GIVEN PROBLEM> Write out all of the records below again, changing every "performance-value" to "performance-score" and keeping everything else the same. Leave out the pictures.

DATASET CONTENT>
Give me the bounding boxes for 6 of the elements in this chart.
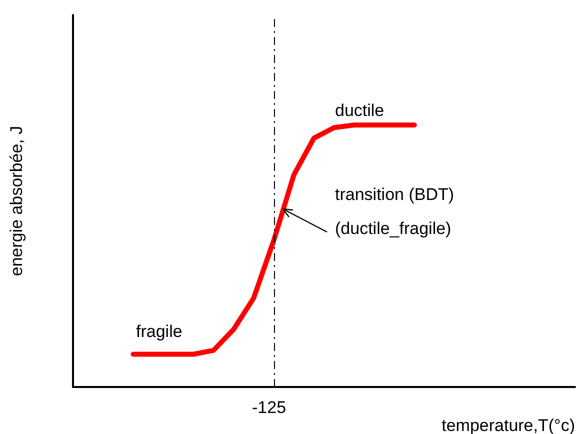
annotation: transition (BDT) <box>335 185 454 204</box>
annotation: fragile <box>136 322 182 341</box>
y-axis-title: energie absorbée, J <box>7 126 26 276</box>
text: ductile <box>335 101 384 120</box>
annotation: (ductile_fragile) <box>335 219 452 238</box>
text: -125 <box>252 398 286 417</box>
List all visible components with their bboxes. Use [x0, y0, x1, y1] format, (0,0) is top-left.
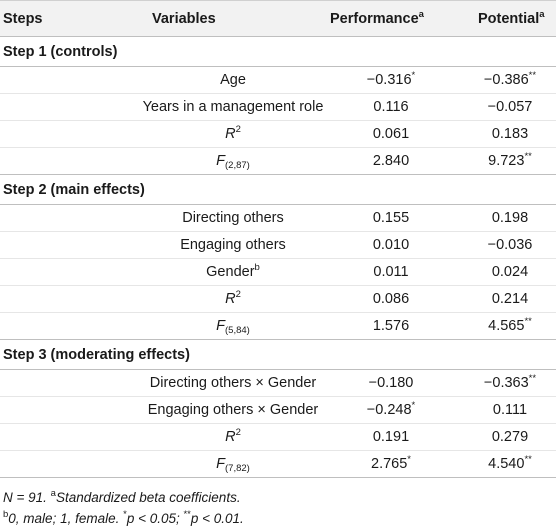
table-row-r2: R2 0.191 0.279: [0, 424, 556, 451]
potential-value: 0.214: [491, 291, 529, 307]
performance-value: −0.180: [368, 375, 414, 391]
table-row-engaging-gender: Engaging others × Gender −0.248* 0.111: [0, 397, 556, 424]
performance-value: −0.316*: [366, 70, 416, 88]
variable-label: Engaging others × Gender: [147, 402, 319, 418]
table-row-f: F(7,82) 2.765* 4.540**: [0, 451, 556, 478]
footnote-line-1: N = 91. aStandardized beta coefficients.: [3, 488, 241, 505]
performance-value: 0.061: [372, 126, 410, 142]
table-row-f: F(5,84) 1.576 4.565**: [0, 313, 556, 340]
variable-label: F(2,87): [216, 153, 250, 171]
variable-label: F(5,84): [216, 318, 250, 336]
performance-value: 0.010: [372, 237, 410, 253]
variable-label: R2: [225, 427, 241, 445]
variable-label: Age: [220, 72, 246, 88]
potential-value: −0.386**: [483, 70, 537, 88]
header-variables: Variables: [152, 11, 216, 27]
performance-value: 0.191: [372, 429, 410, 445]
footnote-line-2: b0, male; 1, female. *p < 0.05; **p < 0.…: [3, 509, 244, 526]
potential-value: 0.279: [491, 429, 529, 445]
performance-value: 2.840: [372, 153, 410, 169]
performance-value: 2.765*: [371, 454, 411, 472]
table-row-f: F(2,87) 2.840 9.723**: [0, 148, 556, 175]
variable-label: Directing others: [182, 210, 284, 226]
step-3-heading: Step 3 (moderating effects): [0, 340, 556, 370]
performance-value: 0.116: [373, 99, 409, 115]
performance-value: 0.011: [373, 264, 409, 280]
table-footnotes: N = 91. aStandardized beta coefficients.…: [0, 478, 556, 529]
variable-label: Engaging others: [180, 237, 286, 253]
potential-value: 4.540**: [488, 454, 532, 472]
table-row-directing: Directing others 0.155 0.198: [0, 205, 556, 232]
table-row-years: Years in a management role 0.116 −0.057: [0, 94, 556, 121]
table-row-directing-gender: Directing others × Gender −0.180 −0.363*…: [0, 370, 556, 397]
header-potential: Potentiala: [478, 9, 545, 27]
header-performance: Performancea: [330, 9, 424, 27]
performance-value: 1.576: [372, 318, 410, 334]
variable-label: R2: [225, 124, 241, 142]
variable-label: F(7,82): [216, 456, 250, 474]
table-row-age: Age −0.316* −0.386**: [0, 67, 556, 94]
potential-value: 0.024: [491, 264, 529, 280]
table-row-engaging: Engaging others 0.010 −0.036: [0, 232, 556, 259]
potential-value: −0.057: [487, 99, 533, 115]
variable-label: Directing others × Gender: [149, 375, 317, 391]
performance-value: 0.086: [372, 291, 410, 307]
step-1-heading: Step 1 (controls): [0, 37, 556, 67]
performance-value: −0.248*: [366, 400, 416, 418]
variable-label: Years in a management role: [142, 99, 324, 115]
step-2-heading: Step 2 (main effects): [0, 175, 556, 205]
performance-value: 0.155: [372, 210, 410, 226]
potential-value: −0.363**: [483, 373, 537, 391]
table-row-r2: R2 0.086 0.214: [0, 286, 556, 313]
table-header-row: Steps Variables Performancea Potentiala: [0, 0, 556, 37]
potential-value: 4.565**: [488, 316, 532, 334]
variable-label: Genderb: [206, 262, 260, 280]
potential-value: 0.183: [491, 126, 529, 142]
table-row-gender: Genderb 0.011 0.024: [0, 259, 556, 286]
potential-value: −0.036: [487, 237, 533, 253]
potential-value: 0.111: [492, 402, 528, 418]
table-row-r2: R2 0.061 0.183: [0, 121, 556, 148]
potential-value: 9.723**: [488, 151, 532, 169]
potential-value: 0.198: [491, 210, 529, 226]
variable-label: R2: [225, 289, 241, 307]
header-steps: Steps: [3, 11, 43, 27]
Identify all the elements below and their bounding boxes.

THE RESPONSE>
Give me the bounding boxes for 6 of the elements in this chart.
annotation: transition (BDT) <box>335 185 454 204</box>
annotation: fragile <box>136 322 182 341</box>
y-axis-title: energie absorbée, J <box>7 126 26 276</box>
text: ductile <box>335 101 384 120</box>
annotation: (ductile_fragile) <box>335 219 452 238</box>
text: -125 <box>252 398 286 417</box>
List all visible components with their bboxes. Use [x0, y0, x1, y1] format, (0,0) is top-left.
table-row-r2: R2 0.191 0.279: [0, 424, 556, 451]
potential-value: 0.214: [491, 291, 529, 307]
performance-score: −0.180: [368, 375, 414, 391]
table-row-engaging-gender: Engaging others × Gender −0.248* 0.111: [0, 397, 556, 424]
performance-score: −0.316*: [366, 70, 416, 88]
variable-label: Engaging others × Gender: [147, 402, 319, 418]
table-row-f: F(7,82) 2.765* 4.540**: [0, 451, 556, 478]
footnote-line-1: N = 91. aStandardized beta coefficients.: [3, 488, 241, 505]
performance-score: 0.061: [372, 126, 410, 142]
table-row-f: F(5,84) 1.576 4.565**: [0, 313, 556, 340]
variable-label: F(2,87): [216, 153, 250, 171]
variable-label: F(5,84): [216, 318, 250, 336]
performance-score: 0.010: [372, 237, 410, 253]
variable-label: R2: [225, 427, 241, 445]
variable-label: Age: [220, 72, 246, 88]
potential-value: −0.386**: [483, 70, 537, 88]
header-variables: Variables: [152, 11, 216, 27]
performance-score: 0.191: [372, 429, 410, 445]
footnote-line-2: b0, male; 1, female. *p < 0.05; **p < 0.…: [3, 509, 244, 526]
potential-value: 0.279: [491, 429, 529, 445]
performance-score: 2.840: [372, 153, 410, 169]
performance-score: 2.765*: [371, 454, 411, 472]
table-row-f: F(2,87) 2.840 9.723**: [0, 148, 556, 175]
variable-label: Directing others: [182, 210, 284, 226]
step-3-heading: Step 3 (moderating effects): [0, 340, 556, 370]
performance-score: 0.116: [373, 99, 409, 115]
performance-score: 0.011: [373, 264, 409, 280]
table-footnotes: N = 91. aStandardized beta coefficients.…: [0, 478, 556, 529]
variable-label: Engaging others: [180, 237, 286, 253]
potential-value: 4.540**: [488, 454, 532, 472]
table-row-directing: Directing others 0.155 0.198: [0, 205, 556, 232]
table-row-years: Years in a management role 0.116 −0.057: [0, 94, 556, 121]
table-row-directing-gender: Directing others × Gender −0.180 −0.363*…: [0, 370, 556, 397]
header-potential: Potentiala: [478, 9, 545, 27]
header-performance: Performancea: [330, 9, 424, 27]
performance-score: 1.576: [372, 318, 410, 334]
variable-label: R2: [225, 124, 241, 142]
variable-label: F(7,82): [216, 456, 250, 474]
table-row-age: Age −0.316* −0.386**: [0, 67, 556, 94]
potential-value: 0.024: [491, 264, 529, 280]
table-row-engaging: Engaging others 0.010 −0.036: [0, 232, 556, 259]
potential-value: −0.057: [487, 99, 533, 115]
variable-label: Directing others × Gender: [149, 375, 317, 391]
performance-score: 0.086: [372, 291, 410, 307]
step-1-heading: Step 1 (controls): [0, 37, 556, 67]
performance-score: −0.248*: [366, 400, 416, 418]
variable-label: Years in a management role: [142, 99, 324, 115]
step-2-heading: Step 2 (main effects): [0, 175, 556, 205]
performance-score: 0.155: [372, 210, 410, 226]
potential-value: −0.363**: [483, 373, 537, 391]
table-row-r2: R2 0.086 0.214: [0, 286, 556, 313]
table-header-row: Steps Variables Performancea Potentiala: [0, 0, 556, 37]
potential-value: 4.565**: [488, 316, 532, 334]
variable-label: Genderb: [206, 262, 260, 280]
potential-value: 0.183: [491, 126, 529, 142]
table-row-gender: Genderb 0.011 0.024: [0, 259, 556, 286]
potential-value: −0.036: [487, 237, 533, 253]
potential-value: 0.111: [492, 402, 528, 418]
table-row-r2: R2 0.061 0.183: [0, 121, 556, 148]
potential-value: 9.723**: [488, 151, 532, 169]
potential-value: 0.198: [491, 210, 529, 226]
variable-label: R2: [225, 289, 241, 307]
header-steps: Steps: [3, 11, 43, 27]
Identify all the elements below and their bounding boxes.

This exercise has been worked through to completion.